Your instructions — Write out each record below exactly as it appears, with no pictures.

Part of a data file
○ ○ ○ ○ ○ ○ ○

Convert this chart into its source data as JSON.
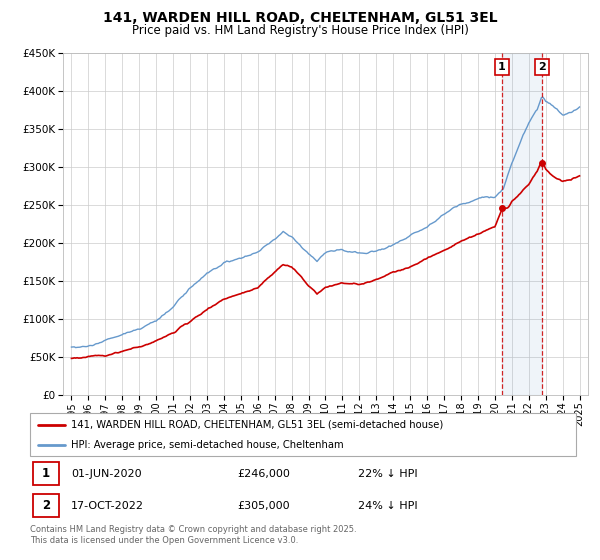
{
  "title": "141, WARDEN HILL ROAD, CHELTENHAM, GL51 3EL",
  "subtitle": "Price paid vs. HM Land Registry's House Price Index (HPI)",
  "legend_line1": "141, WARDEN HILL ROAD, CHELTENHAM, GL51 3EL (semi-detached house)",
  "legend_line2": "HPI: Average price, semi-detached house, Cheltenham",
  "footnote": "Contains HM Land Registry data © Crown copyright and database right 2025.\nThis data is licensed under the Open Government Licence v3.0.",
  "transaction1_date": "01-JUN-2020",
  "transaction1_price": "£246,000",
  "transaction1_hpi": "22% ↓ HPI",
  "transaction2_date": "17-OCT-2022",
  "transaction2_price": "£305,000",
  "transaction2_hpi": "24% ↓ HPI",
  "line_color_property": "#cc0000",
  "line_color_hpi": "#6699cc",
  "vline1_x": 2020.42,
  "vline2_x": 2022.79,
  "background_color": "#ffffff",
  "grid_color": "#cccccc",
  "ylim": [
    0,
    450000
  ],
  "xlim": [
    1994.5,
    2025.5
  ],
  "yticks": [
    0,
    50000,
    100000,
    150000,
    200000,
    250000,
    300000,
    350000,
    400000,
    450000
  ],
  "xticks": [
    1995,
    1996,
    1997,
    1998,
    1999,
    2000,
    2001,
    2002,
    2003,
    2004,
    2005,
    2006,
    2007,
    2008,
    2009,
    2010,
    2011,
    2012,
    2013,
    2014,
    2015,
    2016,
    2017,
    2018,
    2019,
    2020,
    2021,
    2022,
    2023,
    2024,
    2025
  ],
  "hpi_kp": [
    [
      1995,
      62000
    ],
    [
      1996,
      66000
    ],
    [
      1997,
      72000
    ],
    [
      1998,
      80000
    ],
    [
      1999,
      88000
    ],
    [
      2000,
      98000
    ],
    [
      2001,
      115000
    ],
    [
      2002,
      140000
    ],
    [
      2003,
      160000
    ],
    [
      2004,
      172000
    ],
    [
      2005,
      178000
    ],
    [
      2006,
      185000
    ],
    [
      2007,
      202000
    ],
    [
      2007.5,
      212000
    ],
    [
      2008,
      206000
    ],
    [
      2008.5,
      196000
    ],
    [
      2009,
      182000
    ],
    [
      2009.5,
      172000
    ],
    [
      2010,
      184000
    ],
    [
      2011,
      190000
    ],
    [
      2012,
      185000
    ],
    [
      2013,
      190000
    ],
    [
      2014,
      200000
    ],
    [
      2015,
      212000
    ],
    [
      2016,
      224000
    ],
    [
      2017,
      238000
    ],
    [
      2018,
      250000
    ],
    [
      2019,
      258000
    ],
    [
      2020,
      260000
    ],
    [
      2020.5,
      272000
    ],
    [
      2021,
      305000
    ],
    [
      2021.5,
      335000
    ],
    [
      2022,
      360000
    ],
    [
      2022.5,
      378000
    ],
    [
      2022.79,
      398000
    ],
    [
      2023,
      390000
    ],
    [
      2023.5,
      382000
    ],
    [
      2024,
      372000
    ],
    [
      2024.5,
      375000
    ],
    [
      2025,
      382000
    ]
  ],
  "prop_kp": [
    [
      1995,
      48000
    ],
    [
      1996,
      50000
    ],
    [
      1997,
      53000
    ],
    [
      1998,
      58000
    ],
    [
      1999,
      63000
    ],
    [
      2000,
      70000
    ],
    [
      2001,
      80000
    ],
    [
      2002,
      93000
    ],
    [
      2003,
      108000
    ],
    [
      2004,
      122000
    ],
    [
      2005,
      132000
    ],
    [
      2006,
      142000
    ],
    [
      2007,
      162000
    ],
    [
      2007.5,
      172000
    ],
    [
      2008,
      166000
    ],
    [
      2008.5,
      156000
    ],
    [
      2009,
      142000
    ],
    [
      2009.5,
      132000
    ],
    [
      2010,
      142000
    ],
    [
      2011,
      148000
    ],
    [
      2012,
      145000
    ],
    [
      2013,
      150000
    ],
    [
      2014,
      160000
    ],
    [
      2015,
      168000
    ],
    [
      2016,
      178000
    ],
    [
      2017,
      190000
    ],
    [
      2018,
      203000
    ],
    [
      2019,
      213000
    ],
    [
      2019.5,
      218000
    ],
    [
      2020.0,
      222000
    ],
    [
      2020.42,
      246000
    ],
    [
      2020.8,
      248000
    ],
    [
      2021,
      256000
    ],
    [
      2021.5,
      266000
    ],
    [
      2022,
      276000
    ],
    [
      2022.5,
      292000
    ],
    [
      2022.79,
      305000
    ],
    [
      2023,
      294000
    ],
    [
      2023.5,
      284000
    ],
    [
      2024,
      278000
    ],
    [
      2024.5,
      280000
    ],
    [
      2025,
      288000
    ]
  ]
}
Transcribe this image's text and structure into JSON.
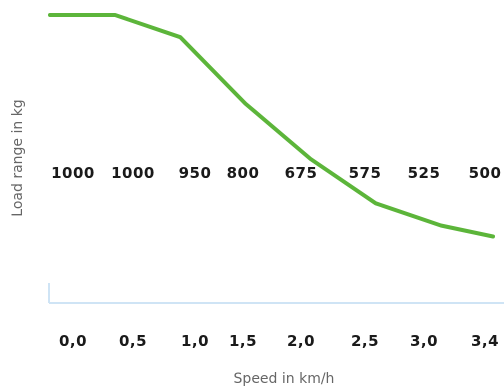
{
  "chart_data": {
    "type": "line",
    "title": "",
    "xlabel": "Speed in km/h",
    "ylabel": "Load range in kg",
    "categories": [
      "0,0",
      "0,5",
      "1,0",
      "1,5",
      "2,0",
      "2,5",
      "3,0",
      "3,4"
    ],
    "x": [
      0.0,
      0.5,
      1.0,
      1.5,
      2.0,
      2.5,
      3.0,
      3.4
    ],
    "series": [
      {
        "values": [
          1000,
          1000,
          950,
          800,
          675,
          575,
          525,
          500
        ],
        "labels": [
          "1000",
          "1000",
          "950",
          "800",
          "675",
          "575",
          "525",
          "500"
        ],
        "color": "#5cb53a"
      }
    ],
    "xlim": [
      0.0,
      3.4
    ],
    "ylim": [
      350,
      1000
    ],
    "grid": false,
    "legend": "none",
    "axis_color": "#cfe4f5"
  }
}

○ ○ ○ ○ ○ ○ ○

Output of the exercise —
Convert this chart into its source data as JSON.
{
  "title": "141, WARDEN HILL ROAD, CHELTENHAM, GL51 3EL",
  "subtitle": "Price paid vs. HM Land Registry's House Price Index (HPI)",
  "legend_line1": "141, WARDEN HILL ROAD, CHELTENHAM, GL51 3EL (semi-detached house)",
  "legend_line2": "HPI: Average price, semi-detached house, Cheltenham",
  "footnote": "Contains HM Land Registry data © Crown copyright and database right 2025.\nThis data is licensed under the Open Government Licence v3.0.",
  "transaction1_date": "01-JUN-2020",
  "transaction1_price": "£246,000",
  "transaction1_hpi": "22% ↓ HPI",
  "transaction2_date": "17-OCT-2022",
  "transaction2_price": "£305,000",
  "transaction2_hpi": "24% ↓ HPI",
  "line_color_property": "#cc0000",
  "line_color_hpi": "#6699cc",
  "vline1_x": 2020.42,
  "vline2_x": 2022.79,
  "background_color": "#ffffff",
  "grid_color": "#cccccc",
  "ylim": [
    0,
    450000
  ],
  "xlim": [
    1994.5,
    2025.5
  ],
  "yticks": [
    0,
    50000,
    100000,
    150000,
    200000,
    250000,
    300000,
    350000,
    400000,
    450000
  ],
  "xticks": [
    1995,
    1996,
    1997,
    1998,
    1999,
    2000,
    2001,
    2002,
    2003,
    2004,
    2005,
    2006,
    2007,
    2008,
    2009,
    2010,
    2011,
    2012,
    2013,
    2014,
    2015,
    2016,
    2017,
    2018,
    2019,
    2020,
    2021,
    2022,
    2023,
    2024,
    2025
  ],
  "hpi_kp": [
    [
      1995,
      62000
    ],
    [
      1996,
      66000
    ],
    [
      1997,
      72000
    ],
    [
      1998,
      80000
    ],
    [
      1999,
      88000
    ],
    [
      2000,
      98000
    ],
    [
      2001,
      115000
    ],
    [
      2002,
      140000
    ],
    [
      2003,
      160000
    ],
    [
      2004,
      172000
    ],
    [
      2005,
      178000
    ],
    [
      2006,
      185000
    ],
    [
      2007,
      202000
    ],
    [
      2007.5,
      212000
    ],
    [
      2008,
      206000
    ],
    [
      2008.5,
      196000
    ],
    [
      2009,
      182000
    ],
    [
      2009.5,
      172000
    ],
    [
      2010,
      184000
    ],
    [
      2011,
      190000
    ],
    [
      2012,
      185000
    ],
    [
      2013,
      190000
    ],
    [
      2014,
      200000
    ],
    [
      2015,
      212000
    ],
    [
      2016,
      224000
    ],
    [
      2017,
      238000
    ],
    [
      2018,
      250000
    ],
    [
      2019,
      258000
    ],
    [
      2020,
      260000
    ],
    [
      2020.5,
      272000
    ],
    [
      2021,
      305000
    ],
    [
      2021.5,
      335000
    ],
    [
      2022,
      360000
    ],
    [
      2022.5,
      378000
    ],
    [
      2022.79,
      398000
    ],
    [
      2023,
      390000
    ],
    [
      2023.5,
      382000
    ],
    [
      2024,
      372000
    ],
    [
      2024.5,
      375000
    ],
    [
      2025,
      382000
    ]
  ],
  "prop_kp": [
    [
      1995,
      48000
    ],
    [
      1996,
      50000
    ],
    [
      1997,
      53000
    ],
    [
      1998,
      58000
    ],
    [
      1999,
      63000
    ],
    [
      2000,
      70000
    ],
    [
      2001,
      80000
    ],
    [
      2002,
      93000
    ],
    [
      2003,
      108000
    ],
    [
      2004,
      122000
    ],
    [
      2005,
      132000
    ],
    [
      2006,
      142000
    ],
    [
      2007,
      162000
    ],
    [
      2007.5,
      172000
    ],
    [
      2008,
      166000
    ],
    [
      2008.5,
      156000
    ],
    [
      2009,
      142000
    ],
    [
      2009.5,
      132000
    ],
    [
      2010,
      142000
    ],
    [
      2011,
      148000
    ],
    [
      2012,
      145000
    ],
    [
      2013,
      150000
    ],
    [
      2014,
      160000
    ],
    [
      2015,
      168000
    ],
    [
      2016,
      178000
    ],
    [
      2017,
      190000
    ],
    [
      2018,
      203000
    ],
    [
      2019,
      213000
    ],
    [
      2019.5,
      218000
    ],
    [
      2020.0,
      222000
    ],
    [
      2020.42,
      246000
    ],
    [
      2020.8,
      248000
    ],
    [
      2021,
      256000
    ],
    [
      2021.5,
      266000
    ],
    [
      2022,
      276000
    ],
    [
      2022.5,
      292000
    ],
    [
      2022.79,
      305000
    ],
    [
      2023,
      294000
    ],
    [
      2023.5,
      284000
    ],
    [
      2024,
      278000
    ],
    [
      2024.5,
      280000
    ],
    [
      2025,
      288000
    ]
  ]
}
Transcribe this image's text and structure into JSON.
{
  "chart_data": {
    "type": "line",
    "title": "",
    "xlabel": "Speed in km/h",
    "ylabel": "Load range in kg",
    "categories": [
      "0,0",
      "0,5",
      "1,0",
      "1,5",
      "2,0",
      "2,5",
      "3,0",
      "3,4"
    ],
    "x": [
      0.0,
      0.5,
      1.0,
      1.5,
      2.0,
      2.5,
      3.0,
      3.4
    ],
    "series": [
      {
        "values": [
          1000,
          1000,
          950,
          800,
          675,
          575,
          525,
          500
        ],
        "labels": [
          "1000",
          "1000",
          "950",
          "800",
          "675",
          "575",
          "525",
          "500"
        ],
        "color": "#5cb53a"
      }
    ],
    "xlim": [
      0.0,
      3.4
    ],
    "ylim": [
      350,
      1000
    ],
    "grid": false,
    "legend": "none",
    "axis_color": "#cfe4f5"
  }
}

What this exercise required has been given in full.